- **Instruction**
All lines below must be repeated exactly, with the pictures omitted.

- **Entries**
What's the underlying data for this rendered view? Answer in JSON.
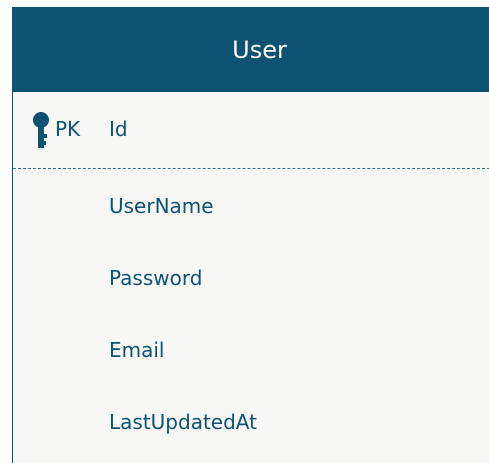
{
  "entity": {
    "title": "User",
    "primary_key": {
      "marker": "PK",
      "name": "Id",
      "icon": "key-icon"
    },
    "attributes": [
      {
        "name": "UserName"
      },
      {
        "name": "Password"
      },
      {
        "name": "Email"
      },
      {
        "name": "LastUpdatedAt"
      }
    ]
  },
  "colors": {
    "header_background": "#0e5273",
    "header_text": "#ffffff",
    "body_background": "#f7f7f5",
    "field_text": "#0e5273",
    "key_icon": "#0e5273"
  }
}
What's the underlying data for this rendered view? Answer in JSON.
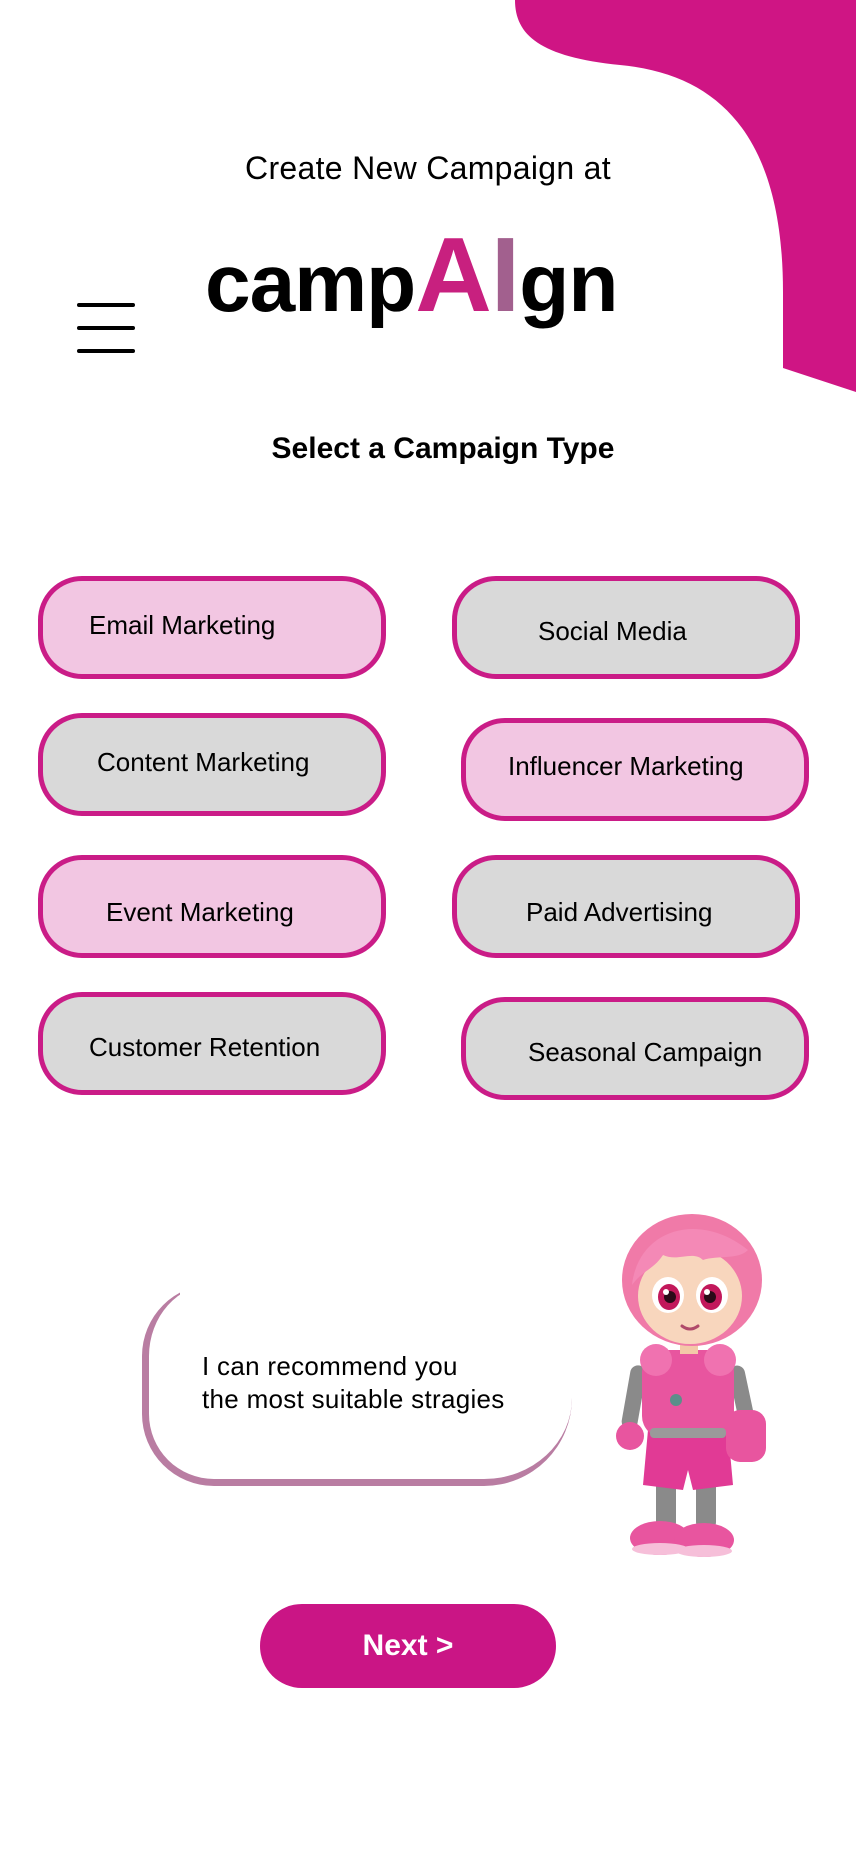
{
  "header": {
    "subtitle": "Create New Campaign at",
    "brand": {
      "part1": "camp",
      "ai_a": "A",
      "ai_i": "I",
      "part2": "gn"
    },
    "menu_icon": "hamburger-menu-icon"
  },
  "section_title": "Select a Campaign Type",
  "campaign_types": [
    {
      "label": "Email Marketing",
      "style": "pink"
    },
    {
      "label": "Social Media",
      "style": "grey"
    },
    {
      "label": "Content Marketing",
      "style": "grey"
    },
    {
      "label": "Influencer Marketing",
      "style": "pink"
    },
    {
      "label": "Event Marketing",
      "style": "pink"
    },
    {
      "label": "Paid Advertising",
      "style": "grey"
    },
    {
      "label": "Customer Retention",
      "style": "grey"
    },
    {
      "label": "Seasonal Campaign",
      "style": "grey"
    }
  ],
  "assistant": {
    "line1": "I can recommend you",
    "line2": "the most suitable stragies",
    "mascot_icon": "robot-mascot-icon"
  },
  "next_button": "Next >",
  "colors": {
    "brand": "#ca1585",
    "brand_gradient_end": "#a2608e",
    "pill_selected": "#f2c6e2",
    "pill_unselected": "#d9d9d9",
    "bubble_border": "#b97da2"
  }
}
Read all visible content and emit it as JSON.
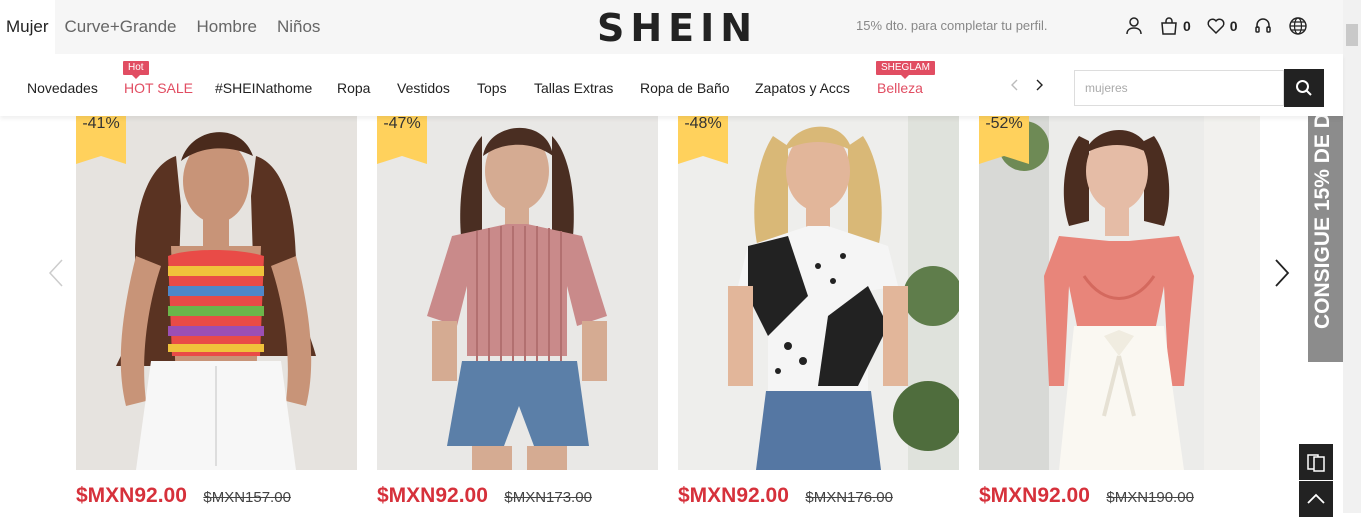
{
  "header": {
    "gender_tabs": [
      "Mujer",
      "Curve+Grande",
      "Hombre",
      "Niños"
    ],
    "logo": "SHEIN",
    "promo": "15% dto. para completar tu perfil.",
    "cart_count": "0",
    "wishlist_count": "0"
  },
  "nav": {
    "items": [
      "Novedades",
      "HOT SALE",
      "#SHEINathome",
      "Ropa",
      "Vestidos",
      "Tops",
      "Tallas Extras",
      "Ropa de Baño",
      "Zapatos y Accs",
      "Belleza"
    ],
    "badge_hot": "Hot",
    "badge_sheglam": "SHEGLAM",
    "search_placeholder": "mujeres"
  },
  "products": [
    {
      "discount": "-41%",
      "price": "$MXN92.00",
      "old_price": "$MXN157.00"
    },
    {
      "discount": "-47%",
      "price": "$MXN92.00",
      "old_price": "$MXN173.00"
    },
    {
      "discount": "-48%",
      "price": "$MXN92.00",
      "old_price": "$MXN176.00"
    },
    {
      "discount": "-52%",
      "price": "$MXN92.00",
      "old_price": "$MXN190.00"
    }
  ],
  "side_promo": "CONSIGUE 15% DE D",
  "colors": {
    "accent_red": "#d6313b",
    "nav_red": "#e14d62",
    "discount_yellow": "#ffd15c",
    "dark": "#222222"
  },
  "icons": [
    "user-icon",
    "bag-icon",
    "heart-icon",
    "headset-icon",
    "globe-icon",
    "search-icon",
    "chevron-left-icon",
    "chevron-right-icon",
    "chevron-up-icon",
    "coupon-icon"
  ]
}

- **Task answer**
What's the underlying data for this rendered view? Answer in JSON.
{
  "entity": {
    "title": "User",
    "primary_key": {
      "marker": "PK",
      "name": "Id",
      "icon": "key-icon"
    },
    "attributes": [
      {
        "name": "UserName"
      },
      {
        "name": "Password"
      },
      {
        "name": "Email"
      },
      {
        "name": "LastUpdatedAt"
      }
    ]
  },
  "colors": {
    "header_background": "#0e5273",
    "header_text": "#ffffff",
    "body_background": "#f7f7f5",
    "field_text": "#0e5273",
    "key_icon": "#0e5273"
  }
}
What's the underlying data for this rendered view? Answer in JSON.
{
  "header": {
    "subtitle": "Create New Campaign at",
    "brand": {
      "part1": "camp",
      "ai_a": "A",
      "ai_i": "I",
      "part2": "gn"
    },
    "menu_icon": "hamburger-menu-icon"
  },
  "section_title": "Select a Campaign Type",
  "campaign_types": [
    {
      "label": "Email Marketing",
      "style": "pink"
    },
    {
      "label": "Social Media",
      "style": "grey"
    },
    {
      "label": "Content Marketing",
      "style": "grey"
    },
    {
      "label": "Influencer Marketing",
      "style": "pink"
    },
    {
      "label": "Event Marketing",
      "style": "pink"
    },
    {
      "label": "Paid Advertising",
      "style": "grey"
    },
    {
      "label": "Customer Retention",
      "style": "grey"
    },
    {
      "label": "Seasonal Campaign",
      "style": "grey"
    }
  ],
  "assistant": {
    "line1": "I can recommend you",
    "line2": "the most suitable stragies",
    "mascot_icon": "robot-mascot-icon"
  },
  "next_button": "Next >",
  "colors": {
    "brand": "#ca1585",
    "brand_gradient_end": "#a2608e",
    "pill_selected": "#f2c6e2",
    "pill_unselected": "#d9d9d9",
    "bubble_border": "#b97da2"
  }
}
Read all visible content and emit it as JSON.
{
  "header": {
    "gender_tabs": [
      "Mujer",
      "Curve+Grande",
      "Hombre",
      "Niños"
    ],
    "logo": "SHEIN",
    "promo": "15% dto. para completar tu perfil.",
    "cart_count": "0",
    "wishlist_count": "0"
  },
  "nav": {
    "items": [
      "Novedades",
      "HOT SALE",
      "#SHEINathome",
      "Ropa",
      "Vestidos",
      "Tops",
      "Tallas Extras",
      "Ropa de Baño",
      "Zapatos y Accs",
      "Belleza"
    ],
    "badge_hot": "Hot",
    "badge_sheglam": "SHEGLAM",
    "search_placeholder": "mujeres"
  },
  "products": [
    {
      "discount": "-41%",
      "price": "$MXN92.00",
      "old_price": "$MXN157.00"
    },
    {
      "discount": "-47%",
      "price": "$MXN92.00",
      "old_price": "$MXN173.00"
    },
    {
      "discount": "-48%",
      "price": "$MXN92.00",
      "old_price": "$MXN176.00"
    },
    {
      "discount": "-52%",
      "price": "$MXN92.00",
      "old_price": "$MXN190.00"
    }
  ],
  "side_promo": "CONSIGUE 15% DE D",
  "colors": {
    "accent_red": "#d6313b",
    "nav_red": "#e14d62",
    "discount_yellow": "#ffd15c",
    "dark": "#222222"
  },
  "icons": [
    "user-icon",
    "bag-icon",
    "heart-icon",
    "headset-icon",
    "globe-icon",
    "search-icon",
    "chevron-left-icon",
    "chevron-right-icon",
    "chevron-up-icon",
    "coupon-icon"
  ]
}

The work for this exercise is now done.